_What is asked:_
Select, from the data, each line where "испытательной" occurs.

── Data for processing ──

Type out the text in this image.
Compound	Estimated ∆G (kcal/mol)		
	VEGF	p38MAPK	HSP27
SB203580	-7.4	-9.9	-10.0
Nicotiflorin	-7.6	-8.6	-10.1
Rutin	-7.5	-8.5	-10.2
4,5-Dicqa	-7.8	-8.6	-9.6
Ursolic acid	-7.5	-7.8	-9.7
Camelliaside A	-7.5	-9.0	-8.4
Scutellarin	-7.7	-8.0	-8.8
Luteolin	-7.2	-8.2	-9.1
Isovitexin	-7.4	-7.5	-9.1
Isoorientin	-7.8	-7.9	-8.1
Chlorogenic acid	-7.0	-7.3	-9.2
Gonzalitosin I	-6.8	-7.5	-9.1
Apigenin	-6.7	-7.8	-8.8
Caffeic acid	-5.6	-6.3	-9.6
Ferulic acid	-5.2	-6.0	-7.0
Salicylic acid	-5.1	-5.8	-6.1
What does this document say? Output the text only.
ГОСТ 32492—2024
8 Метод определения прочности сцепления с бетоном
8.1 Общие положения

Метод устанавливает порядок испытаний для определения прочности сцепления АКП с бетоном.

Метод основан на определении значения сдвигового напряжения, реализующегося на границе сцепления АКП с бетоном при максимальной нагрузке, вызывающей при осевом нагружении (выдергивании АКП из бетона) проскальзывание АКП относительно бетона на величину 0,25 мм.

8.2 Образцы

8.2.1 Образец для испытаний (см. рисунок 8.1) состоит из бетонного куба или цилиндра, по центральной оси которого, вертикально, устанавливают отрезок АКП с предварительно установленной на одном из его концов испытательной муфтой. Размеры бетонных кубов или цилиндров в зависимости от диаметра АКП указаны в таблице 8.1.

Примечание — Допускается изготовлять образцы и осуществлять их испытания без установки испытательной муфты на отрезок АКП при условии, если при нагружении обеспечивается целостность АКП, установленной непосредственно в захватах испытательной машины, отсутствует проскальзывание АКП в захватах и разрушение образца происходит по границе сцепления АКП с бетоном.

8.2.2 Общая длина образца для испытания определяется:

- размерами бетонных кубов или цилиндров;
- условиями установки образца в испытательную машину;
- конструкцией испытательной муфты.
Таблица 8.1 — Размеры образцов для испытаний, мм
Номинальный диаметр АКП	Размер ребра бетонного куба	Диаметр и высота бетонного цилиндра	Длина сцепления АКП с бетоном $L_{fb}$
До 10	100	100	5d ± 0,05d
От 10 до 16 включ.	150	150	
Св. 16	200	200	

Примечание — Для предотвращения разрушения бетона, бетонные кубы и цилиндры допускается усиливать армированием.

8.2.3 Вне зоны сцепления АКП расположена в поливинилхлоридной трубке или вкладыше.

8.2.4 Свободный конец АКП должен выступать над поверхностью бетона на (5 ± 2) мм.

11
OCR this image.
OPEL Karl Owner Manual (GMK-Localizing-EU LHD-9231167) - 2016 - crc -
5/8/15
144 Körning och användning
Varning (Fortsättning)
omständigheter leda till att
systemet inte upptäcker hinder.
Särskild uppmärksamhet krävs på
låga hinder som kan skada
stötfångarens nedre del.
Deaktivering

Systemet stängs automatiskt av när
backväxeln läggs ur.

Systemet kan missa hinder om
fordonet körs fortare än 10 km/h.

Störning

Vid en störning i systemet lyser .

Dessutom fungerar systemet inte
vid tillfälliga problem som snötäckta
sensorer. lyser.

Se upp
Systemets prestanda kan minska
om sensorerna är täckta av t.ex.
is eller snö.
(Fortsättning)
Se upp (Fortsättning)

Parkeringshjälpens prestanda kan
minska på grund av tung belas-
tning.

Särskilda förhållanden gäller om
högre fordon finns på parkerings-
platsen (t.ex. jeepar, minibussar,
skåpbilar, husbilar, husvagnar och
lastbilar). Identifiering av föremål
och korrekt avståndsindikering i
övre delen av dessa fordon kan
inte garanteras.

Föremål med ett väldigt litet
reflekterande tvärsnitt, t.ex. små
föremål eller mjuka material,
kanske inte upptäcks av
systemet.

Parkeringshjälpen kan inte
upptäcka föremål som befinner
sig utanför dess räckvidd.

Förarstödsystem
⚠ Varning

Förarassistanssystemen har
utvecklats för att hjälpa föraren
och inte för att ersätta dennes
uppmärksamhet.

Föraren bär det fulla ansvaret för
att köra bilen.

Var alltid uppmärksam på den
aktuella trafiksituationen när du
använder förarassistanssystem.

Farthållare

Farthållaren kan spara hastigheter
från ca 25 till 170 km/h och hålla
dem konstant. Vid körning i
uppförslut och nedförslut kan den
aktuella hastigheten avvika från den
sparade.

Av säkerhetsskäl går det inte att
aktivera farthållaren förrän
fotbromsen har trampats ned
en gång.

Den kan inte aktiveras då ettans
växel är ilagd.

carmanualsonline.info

───

_Reply:_
8.2.1 Образец для испытаний (см. рисунок 8.1) состоит из бетонного куба или цилиндра, по центральной оси которого, вертикально, устанавливают отрезок АКП с предварительно установленной на одном из его концов испытательной муфтой. Размеры бетонных кубов или цилиндров в зависимости от диаметра АКП указаны в таблице 8.1.
Примечание — Допускается изготовлять образцы и осуществлять их испытания без установки испытательной муфты на отрезок АКП при условии, если при нагружении обеспечивается целостность АКП, установленной непосредственно в захватах испытательной машины, отсутствует проскальзывание АКП в захватах и разрушение образца происходит по границе сцепления АКП с бетоном.
- конструкцией испытательной муфты.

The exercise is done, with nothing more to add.